» Provided records
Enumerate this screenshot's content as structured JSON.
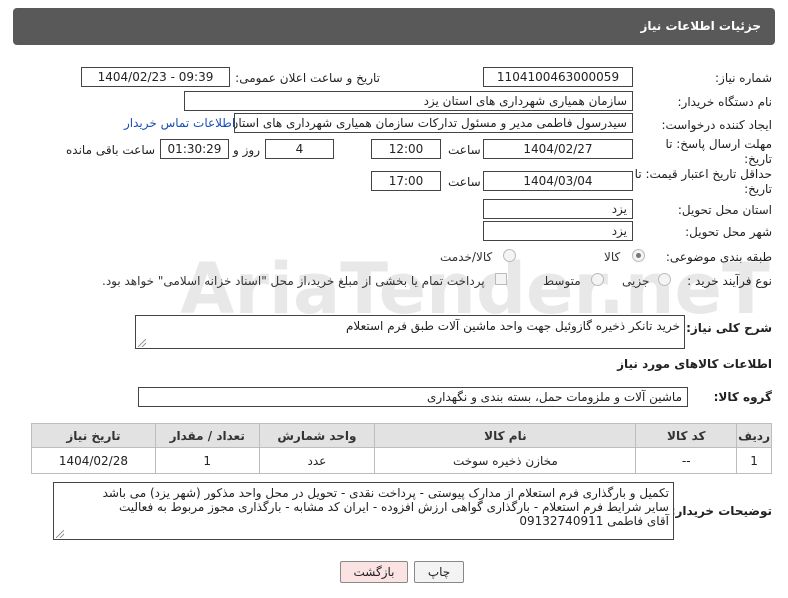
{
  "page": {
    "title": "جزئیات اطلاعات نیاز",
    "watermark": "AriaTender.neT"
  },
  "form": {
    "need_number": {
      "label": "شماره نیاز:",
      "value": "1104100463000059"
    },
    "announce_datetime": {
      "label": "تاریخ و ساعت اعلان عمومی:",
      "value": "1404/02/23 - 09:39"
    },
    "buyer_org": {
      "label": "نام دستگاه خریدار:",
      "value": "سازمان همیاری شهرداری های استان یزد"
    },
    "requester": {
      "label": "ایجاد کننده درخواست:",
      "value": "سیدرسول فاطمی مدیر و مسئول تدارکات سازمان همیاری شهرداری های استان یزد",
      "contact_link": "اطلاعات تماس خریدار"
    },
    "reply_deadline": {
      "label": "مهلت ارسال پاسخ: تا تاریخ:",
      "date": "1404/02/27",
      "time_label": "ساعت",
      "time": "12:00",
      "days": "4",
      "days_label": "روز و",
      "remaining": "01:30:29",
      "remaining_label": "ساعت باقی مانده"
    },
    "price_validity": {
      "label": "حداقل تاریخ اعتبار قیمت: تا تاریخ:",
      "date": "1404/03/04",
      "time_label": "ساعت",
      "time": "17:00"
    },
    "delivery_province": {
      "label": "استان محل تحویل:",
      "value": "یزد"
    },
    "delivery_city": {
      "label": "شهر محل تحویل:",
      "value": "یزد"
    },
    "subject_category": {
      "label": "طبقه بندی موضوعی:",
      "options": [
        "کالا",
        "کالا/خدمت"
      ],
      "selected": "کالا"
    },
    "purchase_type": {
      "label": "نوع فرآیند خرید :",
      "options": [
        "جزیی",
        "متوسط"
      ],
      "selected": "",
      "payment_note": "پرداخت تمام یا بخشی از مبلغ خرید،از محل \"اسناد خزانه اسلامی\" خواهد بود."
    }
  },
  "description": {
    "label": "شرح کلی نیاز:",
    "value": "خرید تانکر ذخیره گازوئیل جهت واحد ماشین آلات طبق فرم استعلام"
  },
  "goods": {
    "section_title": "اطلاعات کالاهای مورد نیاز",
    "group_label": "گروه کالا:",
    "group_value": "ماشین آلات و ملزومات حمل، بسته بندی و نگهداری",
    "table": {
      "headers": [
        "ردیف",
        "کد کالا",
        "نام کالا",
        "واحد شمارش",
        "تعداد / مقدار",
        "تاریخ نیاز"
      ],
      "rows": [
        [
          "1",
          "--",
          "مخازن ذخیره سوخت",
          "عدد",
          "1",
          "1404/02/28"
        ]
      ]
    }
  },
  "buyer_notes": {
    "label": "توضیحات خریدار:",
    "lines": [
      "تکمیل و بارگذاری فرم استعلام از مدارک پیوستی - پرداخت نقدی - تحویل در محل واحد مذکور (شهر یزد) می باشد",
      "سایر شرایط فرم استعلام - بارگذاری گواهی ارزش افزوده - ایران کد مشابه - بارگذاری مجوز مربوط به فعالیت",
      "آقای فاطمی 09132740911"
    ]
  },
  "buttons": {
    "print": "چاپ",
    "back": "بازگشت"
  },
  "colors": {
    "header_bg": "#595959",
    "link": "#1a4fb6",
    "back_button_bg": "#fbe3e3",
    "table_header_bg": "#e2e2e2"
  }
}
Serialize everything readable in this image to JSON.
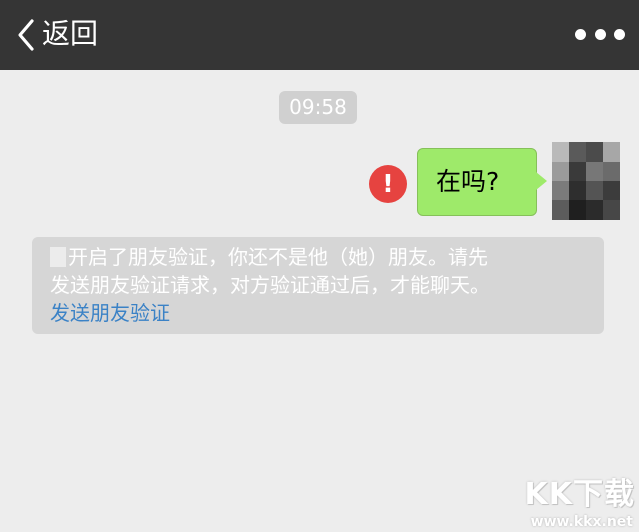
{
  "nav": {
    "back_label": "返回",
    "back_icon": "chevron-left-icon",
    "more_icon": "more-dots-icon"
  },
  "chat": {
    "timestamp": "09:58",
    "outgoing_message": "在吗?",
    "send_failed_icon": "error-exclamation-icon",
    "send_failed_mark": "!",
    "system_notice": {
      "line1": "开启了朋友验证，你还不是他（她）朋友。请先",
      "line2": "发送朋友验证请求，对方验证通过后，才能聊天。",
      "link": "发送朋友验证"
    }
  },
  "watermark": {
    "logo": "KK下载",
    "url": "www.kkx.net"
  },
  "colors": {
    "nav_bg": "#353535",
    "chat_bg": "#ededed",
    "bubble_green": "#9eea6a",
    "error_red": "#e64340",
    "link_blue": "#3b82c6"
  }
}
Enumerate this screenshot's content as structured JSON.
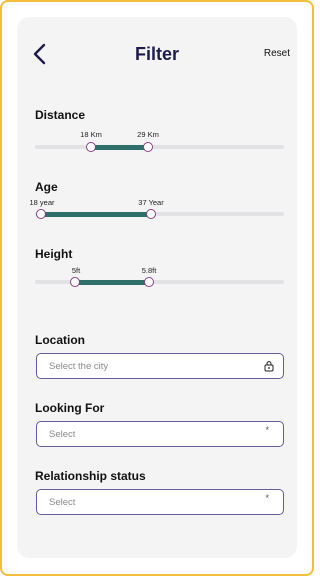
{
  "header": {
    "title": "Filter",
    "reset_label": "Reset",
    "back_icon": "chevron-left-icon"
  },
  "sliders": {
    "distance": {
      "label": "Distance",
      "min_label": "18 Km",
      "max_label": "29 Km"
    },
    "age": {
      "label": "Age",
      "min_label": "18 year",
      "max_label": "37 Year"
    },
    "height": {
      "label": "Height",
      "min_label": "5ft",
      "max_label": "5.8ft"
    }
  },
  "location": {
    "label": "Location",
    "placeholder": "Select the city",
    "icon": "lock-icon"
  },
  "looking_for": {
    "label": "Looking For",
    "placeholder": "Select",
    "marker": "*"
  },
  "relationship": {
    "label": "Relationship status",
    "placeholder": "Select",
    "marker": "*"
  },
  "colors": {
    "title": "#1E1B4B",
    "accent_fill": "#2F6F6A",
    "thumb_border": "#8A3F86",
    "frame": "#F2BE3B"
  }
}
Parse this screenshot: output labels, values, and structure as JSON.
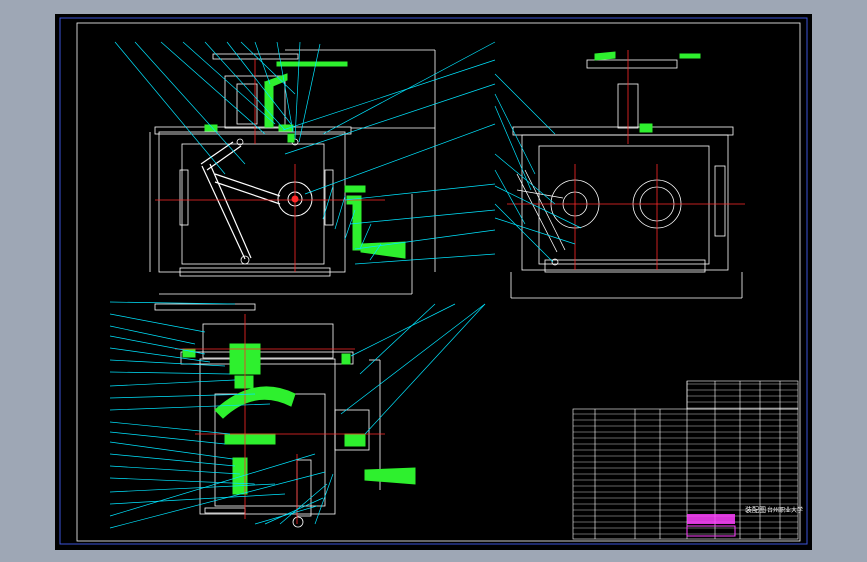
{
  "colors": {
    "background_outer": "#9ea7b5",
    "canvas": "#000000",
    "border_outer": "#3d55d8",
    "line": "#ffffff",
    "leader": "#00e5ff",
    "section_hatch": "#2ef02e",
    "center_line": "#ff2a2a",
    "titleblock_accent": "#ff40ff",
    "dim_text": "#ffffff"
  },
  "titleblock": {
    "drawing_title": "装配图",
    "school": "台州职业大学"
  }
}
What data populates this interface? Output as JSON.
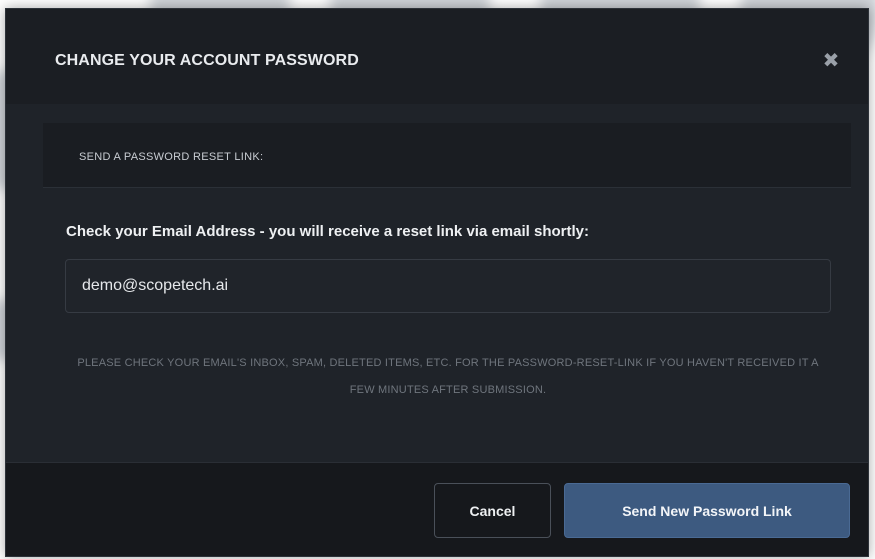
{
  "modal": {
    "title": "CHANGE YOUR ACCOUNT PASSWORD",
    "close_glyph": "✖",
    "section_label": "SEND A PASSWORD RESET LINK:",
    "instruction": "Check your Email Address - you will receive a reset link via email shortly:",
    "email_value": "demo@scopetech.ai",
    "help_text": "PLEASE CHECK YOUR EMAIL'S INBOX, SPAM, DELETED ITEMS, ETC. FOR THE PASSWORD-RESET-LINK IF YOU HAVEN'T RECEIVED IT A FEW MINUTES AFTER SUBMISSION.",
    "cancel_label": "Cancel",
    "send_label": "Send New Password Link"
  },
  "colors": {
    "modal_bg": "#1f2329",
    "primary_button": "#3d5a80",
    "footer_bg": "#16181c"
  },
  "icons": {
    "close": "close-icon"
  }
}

» Task objective
Copy out every line of the listing that contains the string "this".

» Problem solution
Enumerate this screenshot's content as structured JSON.
Serialize everything readable in this image to JSON.
Enumerate this screenshot's content as structured JSON.
Parse this screenshot: output labels, values, and structure as JSON.
What data populates this interface? Output as JSON.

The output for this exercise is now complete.